(Your objective): Write out the material again exactly, please, and omit the pictures.

(Listed records):

————

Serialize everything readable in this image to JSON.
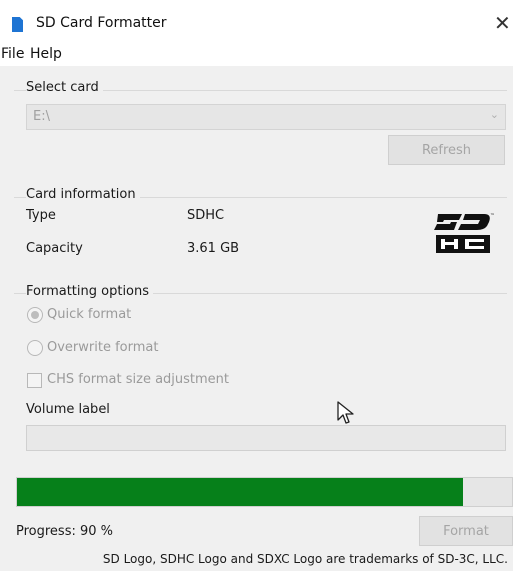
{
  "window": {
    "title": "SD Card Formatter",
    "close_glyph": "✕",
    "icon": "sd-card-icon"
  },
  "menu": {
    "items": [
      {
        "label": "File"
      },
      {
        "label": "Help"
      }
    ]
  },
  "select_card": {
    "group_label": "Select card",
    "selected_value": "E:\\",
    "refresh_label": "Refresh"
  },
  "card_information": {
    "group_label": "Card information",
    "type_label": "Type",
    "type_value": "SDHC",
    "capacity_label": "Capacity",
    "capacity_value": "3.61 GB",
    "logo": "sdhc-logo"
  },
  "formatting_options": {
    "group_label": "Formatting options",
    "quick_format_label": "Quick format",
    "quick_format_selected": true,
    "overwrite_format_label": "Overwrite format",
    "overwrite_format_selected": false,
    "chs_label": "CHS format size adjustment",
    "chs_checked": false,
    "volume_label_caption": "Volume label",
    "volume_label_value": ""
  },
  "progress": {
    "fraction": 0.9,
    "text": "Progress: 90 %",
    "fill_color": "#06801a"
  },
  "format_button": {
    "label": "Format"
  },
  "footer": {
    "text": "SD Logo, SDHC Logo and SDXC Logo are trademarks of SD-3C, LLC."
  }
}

————

(Reply to the task):
Serialize everything readable in this image to JSON.
{
  "window": {
    "title": "SD Card Formatter",
    "close_glyph": "✕",
    "icon": "sd-card-icon"
  },
  "menu": {
    "items": [
      {
        "label": "File"
      },
      {
        "label": "Help"
      }
    ]
  },
  "select_card": {
    "group_label": "Select card",
    "selected_value": "E:\\",
    "refresh_label": "Refresh"
  },
  "card_information": {
    "group_label": "Card information",
    "type_label": "Type",
    "type_value": "SDHC",
    "capacity_label": "Capacity",
    "capacity_value": "3.61 GB",
    "logo": "sdhc-logo"
  },
  "formatting_options": {
    "group_label": "Formatting options",
    "quick_format_label": "Quick format",
    "quick_format_selected": true,
    "overwrite_format_label": "Overwrite format",
    "overwrite_format_selected": false,
    "chs_label": "CHS format size adjustment",
    "chs_checked": false,
    "volume_label_caption": "Volume label",
    "volume_label_value": ""
  },
  "progress": {
    "fraction": 0.9,
    "text": "Progress: 90 %",
    "fill_color": "#06801a"
  },
  "format_button": {
    "label": "Format"
  },
  "footer": {
    "text": "SD Logo, SDHC Logo and SDXC Logo are trademarks of SD-3C, LLC."
  }
}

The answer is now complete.